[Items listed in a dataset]
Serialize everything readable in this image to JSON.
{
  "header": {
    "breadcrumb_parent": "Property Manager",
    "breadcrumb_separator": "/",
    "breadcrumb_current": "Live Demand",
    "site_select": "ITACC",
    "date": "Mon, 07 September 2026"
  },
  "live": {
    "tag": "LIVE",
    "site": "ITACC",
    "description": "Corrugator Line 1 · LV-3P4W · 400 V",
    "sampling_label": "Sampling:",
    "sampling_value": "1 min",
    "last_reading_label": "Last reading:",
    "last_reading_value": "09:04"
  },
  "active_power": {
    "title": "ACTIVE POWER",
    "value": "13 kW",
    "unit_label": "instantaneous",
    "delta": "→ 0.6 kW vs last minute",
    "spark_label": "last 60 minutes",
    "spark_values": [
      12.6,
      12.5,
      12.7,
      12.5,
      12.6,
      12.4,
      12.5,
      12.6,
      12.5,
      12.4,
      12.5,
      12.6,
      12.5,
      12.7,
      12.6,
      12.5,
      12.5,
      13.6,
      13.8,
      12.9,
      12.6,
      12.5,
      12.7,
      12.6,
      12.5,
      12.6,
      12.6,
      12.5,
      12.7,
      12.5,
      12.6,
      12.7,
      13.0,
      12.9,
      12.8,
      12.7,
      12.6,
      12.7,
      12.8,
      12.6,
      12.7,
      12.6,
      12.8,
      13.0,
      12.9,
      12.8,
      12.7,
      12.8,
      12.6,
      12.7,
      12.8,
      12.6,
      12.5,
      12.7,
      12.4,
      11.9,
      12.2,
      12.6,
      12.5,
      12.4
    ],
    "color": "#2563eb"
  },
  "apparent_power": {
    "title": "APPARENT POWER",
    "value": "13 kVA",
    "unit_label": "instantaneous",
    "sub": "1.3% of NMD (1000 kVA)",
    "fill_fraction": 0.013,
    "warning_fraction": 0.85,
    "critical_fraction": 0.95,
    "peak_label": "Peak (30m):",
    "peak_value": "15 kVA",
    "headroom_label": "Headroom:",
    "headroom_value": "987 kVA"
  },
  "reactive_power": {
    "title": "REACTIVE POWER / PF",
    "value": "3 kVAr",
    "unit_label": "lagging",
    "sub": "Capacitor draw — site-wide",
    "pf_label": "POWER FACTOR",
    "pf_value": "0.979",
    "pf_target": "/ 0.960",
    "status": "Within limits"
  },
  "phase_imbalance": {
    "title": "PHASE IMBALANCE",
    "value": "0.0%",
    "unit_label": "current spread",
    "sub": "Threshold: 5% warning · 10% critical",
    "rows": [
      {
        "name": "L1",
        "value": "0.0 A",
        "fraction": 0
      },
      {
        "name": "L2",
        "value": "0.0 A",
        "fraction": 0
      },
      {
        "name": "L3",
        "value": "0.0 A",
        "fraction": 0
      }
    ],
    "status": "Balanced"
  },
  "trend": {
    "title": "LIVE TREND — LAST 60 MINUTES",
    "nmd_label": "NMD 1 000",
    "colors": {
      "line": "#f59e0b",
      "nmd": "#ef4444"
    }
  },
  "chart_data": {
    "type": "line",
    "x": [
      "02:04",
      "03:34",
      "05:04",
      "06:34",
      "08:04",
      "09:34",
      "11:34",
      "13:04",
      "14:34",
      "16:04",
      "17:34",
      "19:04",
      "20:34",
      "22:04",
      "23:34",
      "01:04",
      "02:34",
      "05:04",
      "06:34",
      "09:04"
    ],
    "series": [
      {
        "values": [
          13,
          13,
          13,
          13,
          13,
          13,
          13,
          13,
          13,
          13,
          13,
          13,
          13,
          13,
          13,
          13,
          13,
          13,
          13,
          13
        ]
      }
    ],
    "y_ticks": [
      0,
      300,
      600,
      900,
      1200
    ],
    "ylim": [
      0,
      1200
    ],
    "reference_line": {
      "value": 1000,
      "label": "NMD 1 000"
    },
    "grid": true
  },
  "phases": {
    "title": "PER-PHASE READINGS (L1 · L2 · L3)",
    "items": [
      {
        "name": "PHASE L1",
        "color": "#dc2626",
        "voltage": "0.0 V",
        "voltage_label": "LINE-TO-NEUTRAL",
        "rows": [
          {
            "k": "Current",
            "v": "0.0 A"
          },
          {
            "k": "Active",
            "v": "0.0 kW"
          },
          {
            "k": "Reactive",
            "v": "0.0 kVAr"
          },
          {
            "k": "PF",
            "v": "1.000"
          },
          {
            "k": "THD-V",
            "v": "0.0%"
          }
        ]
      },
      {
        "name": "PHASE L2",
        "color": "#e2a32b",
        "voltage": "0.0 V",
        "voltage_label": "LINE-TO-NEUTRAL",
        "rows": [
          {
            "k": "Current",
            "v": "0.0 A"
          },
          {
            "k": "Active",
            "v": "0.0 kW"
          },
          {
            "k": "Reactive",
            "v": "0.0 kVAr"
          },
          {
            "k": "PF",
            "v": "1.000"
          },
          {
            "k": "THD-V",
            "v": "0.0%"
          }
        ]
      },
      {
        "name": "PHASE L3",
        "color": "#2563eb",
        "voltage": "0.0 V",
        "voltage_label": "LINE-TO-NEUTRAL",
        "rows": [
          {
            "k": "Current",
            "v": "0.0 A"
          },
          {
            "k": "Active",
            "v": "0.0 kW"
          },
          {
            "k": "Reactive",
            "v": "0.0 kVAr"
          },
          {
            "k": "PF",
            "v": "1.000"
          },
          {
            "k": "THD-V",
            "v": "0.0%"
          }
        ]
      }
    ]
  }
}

- Short exercise -
Print all of the entries exactly as they are written.

- Exercise output -
Serialize everything readable in this image to JSON.
{
  "header": {
    "breadcrumb_parent": "Property Manager",
    "breadcrumb_separator": "/",
    "breadcrumb_current": "Live Demand",
    "site_select": "ITACC",
    "date": "Mon, 07 September 2026"
  },
  "live": {
    "tag": "LIVE",
    "site": "ITACC",
    "description": "Corrugator Line 1 · LV-3P4W · 400 V",
    "sampling_label": "Sampling:",
    "sampling_value": "1 min",
    "last_reading_label": "Last reading:",
    "last_reading_value": "09:04"
  },
  "active_power": {
    "title": "ACTIVE POWER",
    "value": "13 kW",
    "unit_label": "instantaneous",
    "delta": "→ 0.6 kW vs last minute",
    "spark_label": "last 60 minutes",
    "spark_values": [
      12.6,
      12.5,
      12.7,
      12.5,
      12.6,
      12.4,
      12.5,
      12.6,
      12.5,
      12.4,
      12.5,
      12.6,
      12.5,
      12.7,
      12.6,
      12.5,
      12.5,
      13.6,
      13.8,
      12.9,
      12.6,
      12.5,
      12.7,
      12.6,
      12.5,
      12.6,
      12.6,
      12.5,
      12.7,
      12.5,
      12.6,
      12.7,
      13.0,
      12.9,
      12.8,
      12.7,
      12.6,
      12.7,
      12.8,
      12.6,
      12.7,
      12.6,
      12.8,
      13.0,
      12.9,
      12.8,
      12.7,
      12.8,
      12.6,
      12.7,
      12.8,
      12.6,
      12.5,
      12.7,
      12.4,
      11.9,
      12.2,
      12.6,
      12.5,
      12.4
    ],
    "color": "#2563eb"
  },
  "apparent_power": {
    "title": "APPARENT POWER",
    "value": "13 kVA",
    "unit_label": "instantaneous",
    "sub": "1.3% of NMD (1000 kVA)",
    "fill_fraction": 0.013,
    "warning_fraction": 0.85,
    "critical_fraction": 0.95,
    "peak_label": "Peak (30m):",
    "peak_value": "15 kVA",
    "headroom_label": "Headroom:",
    "headroom_value": "987 kVA"
  },
  "reactive_power": {
    "title": "REACTIVE POWER / PF",
    "value": "3 kVAr",
    "unit_label": "lagging",
    "sub": "Capacitor draw — site-wide",
    "pf_label": "POWER FACTOR",
    "pf_value": "0.979",
    "pf_target": "/ 0.960",
    "status": "Within limits"
  },
  "phase_imbalance": {
    "title": "PHASE IMBALANCE",
    "value": "0.0%",
    "unit_label": "current spread",
    "sub": "Threshold: 5% warning · 10% critical",
    "rows": [
      {
        "name": "L1",
        "value": "0.0 A",
        "fraction": 0
      },
      {
        "name": "L2",
        "value": "0.0 A",
        "fraction": 0
      },
      {
        "name": "L3",
        "value": "0.0 A",
        "fraction": 0
      }
    ],
    "status": "Balanced"
  },
  "trend": {
    "title": "LIVE TREND — LAST 60 MINUTES",
    "nmd_label": "NMD 1 000",
    "colors": {
      "line": "#f59e0b",
      "nmd": "#ef4444"
    }
  },
  "chart_data": {
    "type": "line",
    "x": [
      "02:04",
      "03:34",
      "05:04",
      "06:34",
      "08:04",
      "09:34",
      "11:34",
      "13:04",
      "14:34",
      "16:04",
      "17:34",
      "19:04",
      "20:34",
      "22:04",
      "23:34",
      "01:04",
      "02:34",
      "05:04",
      "06:34",
      "09:04"
    ],
    "series": [
      {
        "values": [
          13,
          13,
          13,
          13,
          13,
          13,
          13,
          13,
          13,
          13,
          13,
          13,
          13,
          13,
          13,
          13,
          13,
          13,
          13,
          13
        ]
      }
    ],
    "y_ticks": [
      0,
      300,
      600,
      900,
      1200
    ],
    "ylim": [
      0,
      1200
    ],
    "reference_line": {
      "value": 1000,
      "label": "NMD 1 000"
    },
    "grid": true
  },
  "phases": {
    "title": "PER-PHASE READINGS (L1 · L2 · L3)",
    "items": [
      {
        "name": "PHASE L1",
        "color": "#dc2626",
        "voltage": "0.0 V",
        "voltage_label": "LINE-TO-NEUTRAL",
        "rows": [
          {
            "k": "Current",
            "v": "0.0 A"
          },
          {
            "k": "Active",
            "v": "0.0 kW"
          },
          {
            "k": "Reactive",
            "v": "0.0 kVAr"
          },
          {
            "k": "PF",
            "v": "1.000"
          },
          {
            "k": "THD-V",
            "v": "0.0%"
          }
        ]
      },
      {
        "name": "PHASE L2",
        "color": "#e2a32b",
        "voltage": "0.0 V",
        "voltage_label": "LINE-TO-NEUTRAL",
        "rows": [
          {
            "k": "Current",
            "v": "0.0 A"
          },
          {
            "k": "Active",
            "v": "0.0 kW"
          },
          {
            "k": "Reactive",
            "v": "0.0 kVAr"
          },
          {
            "k": "PF",
            "v": "1.000"
          },
          {
            "k": "THD-V",
            "v": "0.0%"
          }
        ]
      },
      {
        "name": "PHASE L3",
        "color": "#2563eb",
        "voltage": "0.0 V",
        "voltage_label": "LINE-TO-NEUTRAL",
        "rows": [
          {
            "k": "Current",
            "v": "0.0 A"
          },
          {
            "k": "Active",
            "v": "0.0 kW"
          },
          {
            "k": "Reactive",
            "v": "0.0 kVAr"
          },
          {
            "k": "PF",
            "v": "1.000"
          },
          {
            "k": "THD-V",
            "v": "0.0%"
          }
        ]
      }
    ]
  }
}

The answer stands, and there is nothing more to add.